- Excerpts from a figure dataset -
-- Start --

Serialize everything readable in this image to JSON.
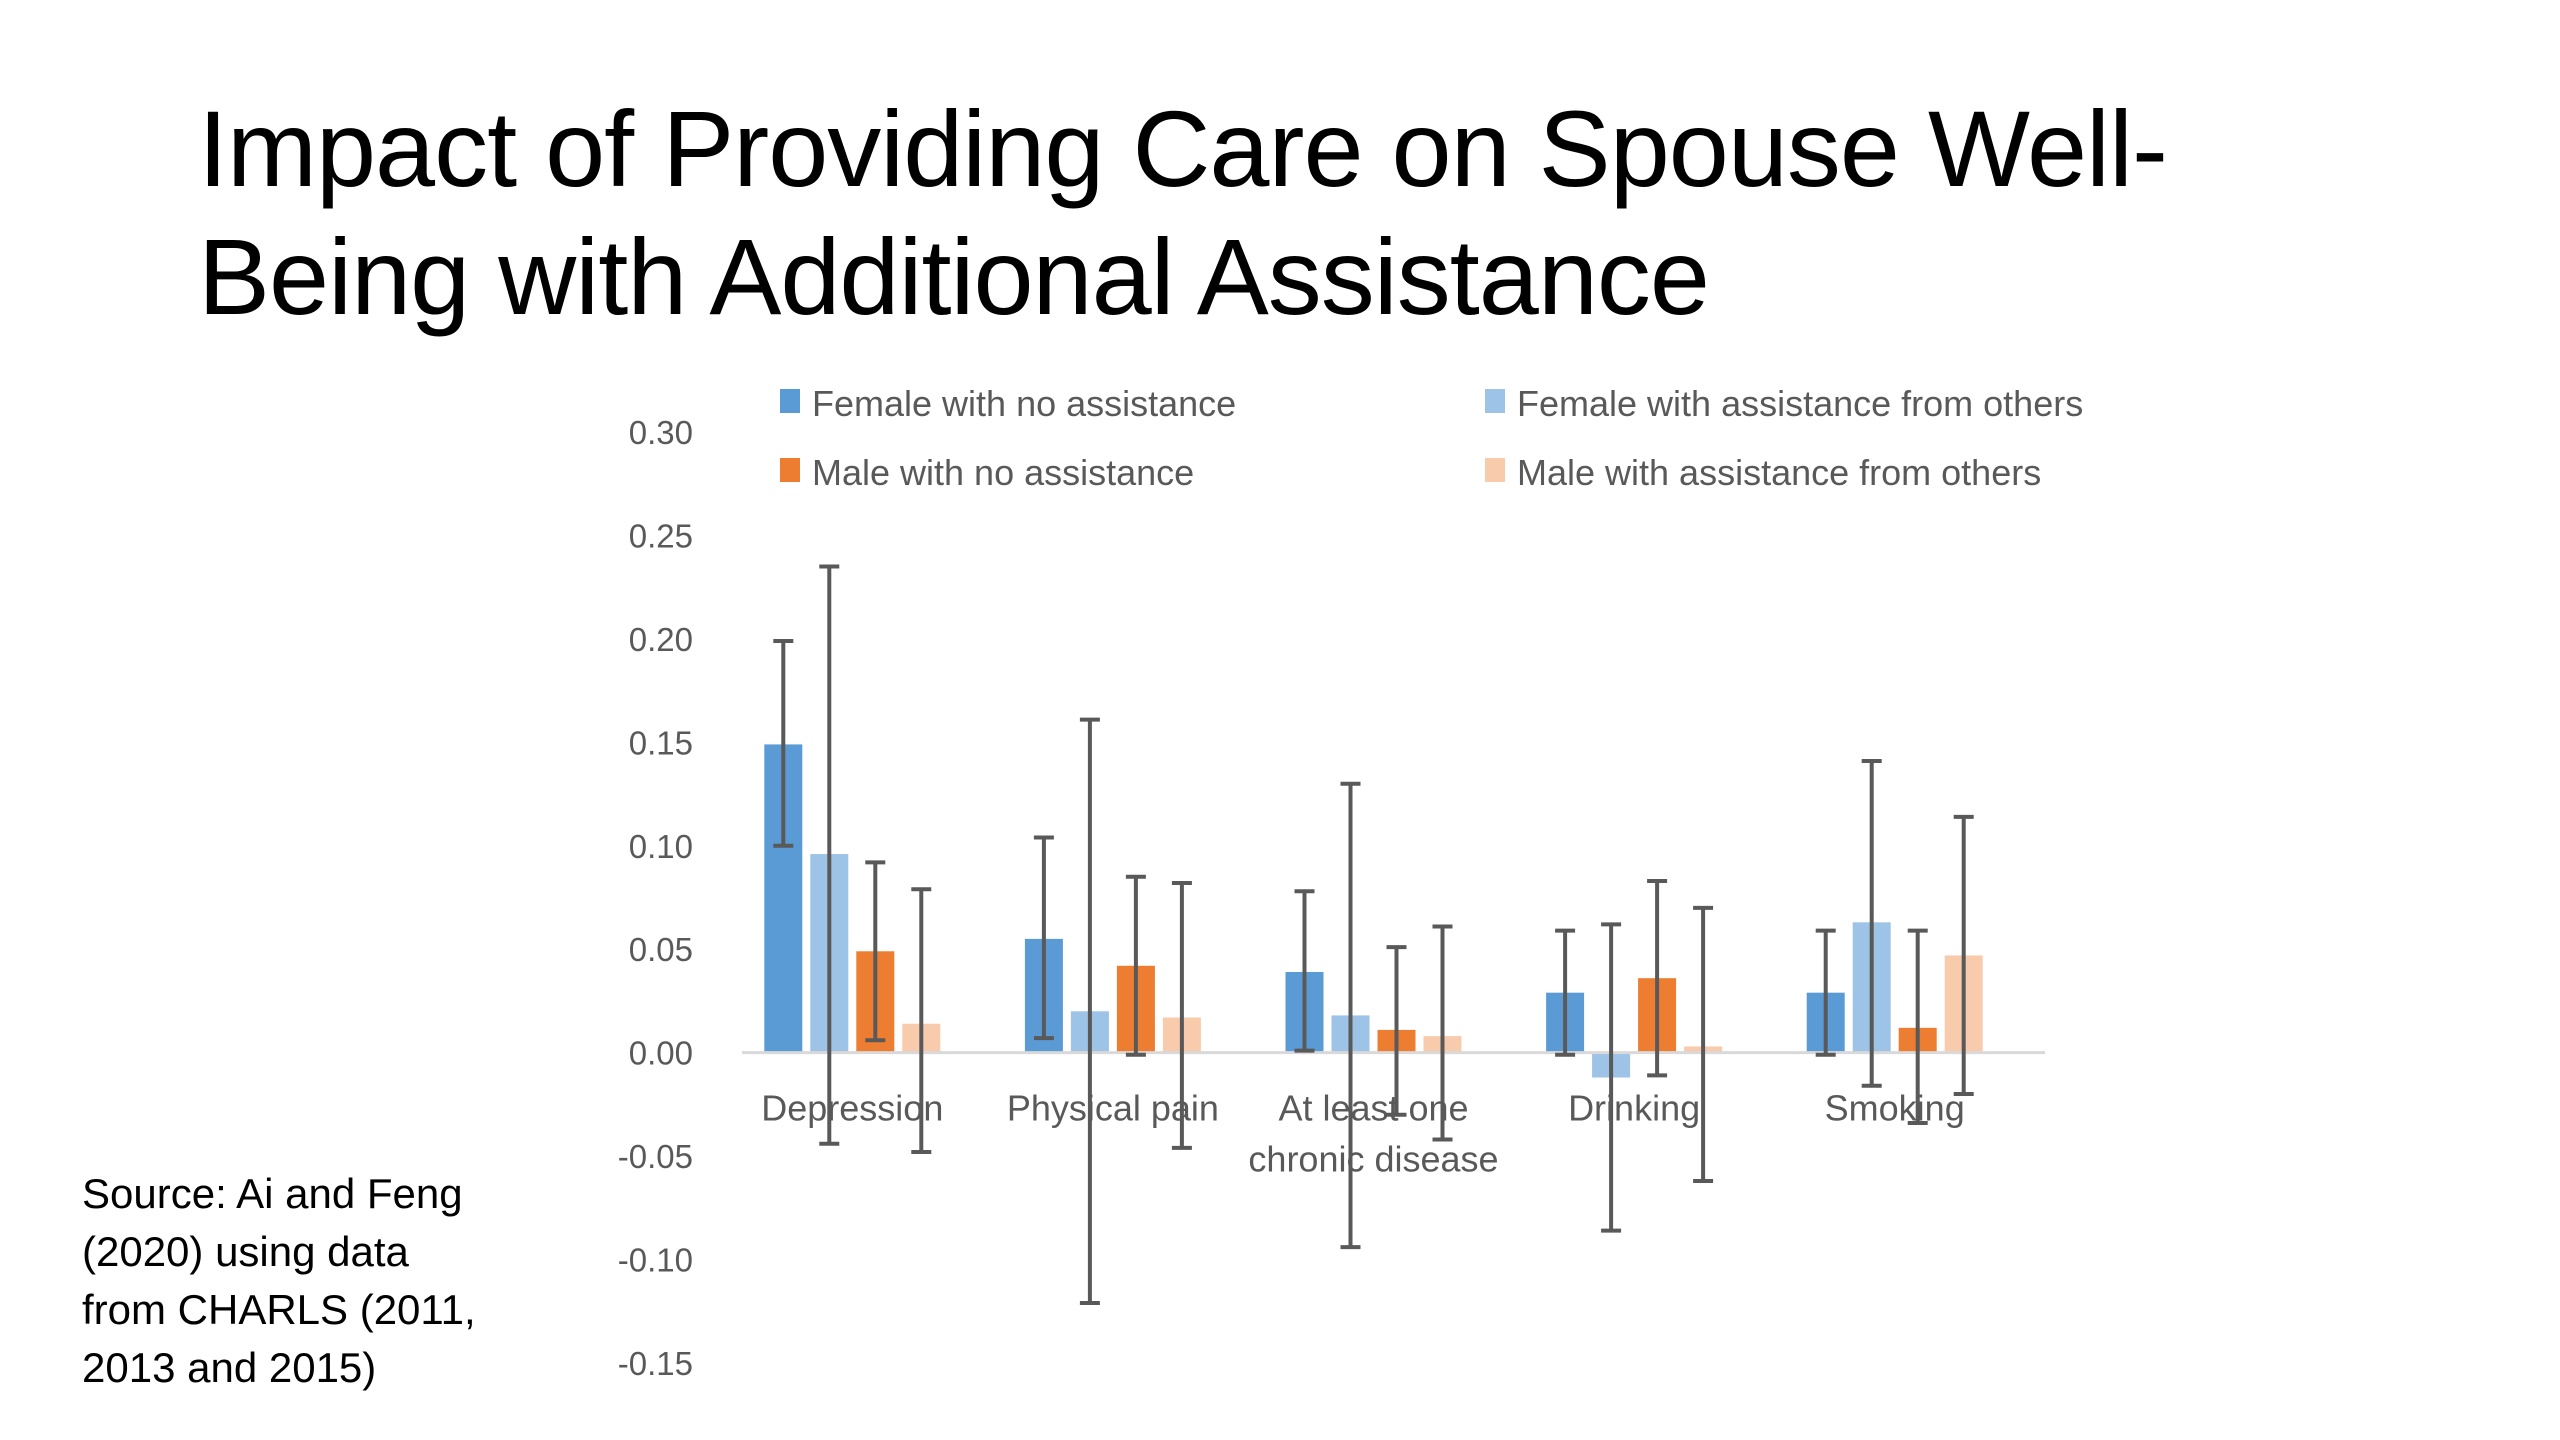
{
  "slide": {
    "title": "Impact of Providing Care on Spouse Well-Being with Additional Assistance",
    "title_lines": [
      "Impact of Providing Care on Spouse Well-",
      "Being with Additional Assistance"
    ],
    "source_lines": [
      "Source: Ai and Feng",
      "(2020) using data",
      "from CHARLS (2011,",
      "2013 and 2015)"
    ]
  },
  "chart_data": {
    "type": "bar",
    "title": "",
    "xlabel": "",
    "ylabel": "",
    "ylim": [
      -0.15,
      0.3
    ],
    "yticks": [
      0.3,
      0.25,
      0.2,
      0.15,
      0.1,
      0.05,
      0.0,
      -0.05,
      -0.1,
      -0.15
    ],
    "ytick_labels": [
      "0.30",
      "0.25",
      "0.20",
      "0.15",
      "0.10",
      "0.05",
      "0.00",
      "-0.05",
      "-0.10",
      "-0.15"
    ],
    "grid": false,
    "legend_position": "top",
    "categories": [
      "Depression",
      "Physical pain",
      "At least one chronic disease",
      "Drinking",
      "Smoking"
    ],
    "category_label_lines": [
      [
        "Depression"
      ],
      [
        "Physical pain"
      ],
      [
        "At least one",
        "chronic disease"
      ],
      [
        "Drinking"
      ],
      [
        "Smoking"
      ]
    ],
    "series": [
      {
        "name": "Female with no assistance",
        "color": "#5B9BD5",
        "values": [
          0.149,
          0.055,
          0.039,
          0.029,
          0.029
        ],
        "err_low": [
          0.1,
          0.007,
          0.001,
          -0.001,
          -0.001
        ],
        "err_high": [
          0.199,
          0.104,
          0.078,
          0.059,
          0.059
        ]
      },
      {
        "name": "Female with assistance from others",
        "color": "#9DC3E6",
        "values": [
          0.096,
          0.02,
          0.018,
          -0.012,
          0.063
        ],
        "err_low": [
          -0.044,
          -0.121,
          -0.094,
          -0.086,
          -0.016
        ],
        "err_high": [
          0.235,
          0.161,
          0.13,
          0.062,
          0.141
        ]
      },
      {
        "name": "Male with no assistance",
        "color": "#ED7D31",
        "values": [
          0.049,
          0.042,
          0.011,
          0.036,
          0.012
        ],
        "err_low": [
          0.006,
          -0.001,
          -0.03,
          -0.011,
          -0.034
        ],
        "err_high": [
          0.092,
          0.085,
          0.051,
          0.083,
          0.059
        ]
      },
      {
        "name": "Male with assistance from others",
        "color": "#F8CBAD",
        "values": [
          0.014,
          0.017,
          0.008,
          0.003,
          0.047
        ],
        "err_low": [
          -0.048,
          -0.046,
          -0.042,
          -0.062,
          -0.02
        ],
        "err_high": [
          0.079,
          0.082,
          0.061,
          0.07,
          0.114
        ]
      }
    ],
    "colors": {
      "error_bar": "#595959",
      "axis_line": "#D9D9D9",
      "text": "#595959"
    }
  }
}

-- End --

- Goal of the exercise -
Filter out every line that lacks the word "Spouse", and copy the rest.

- Response -
    "title": "Impact of Providing Care on Spouse Well-Being with Additional Assistance",
      "Impact of Providing Care on Spouse Well-",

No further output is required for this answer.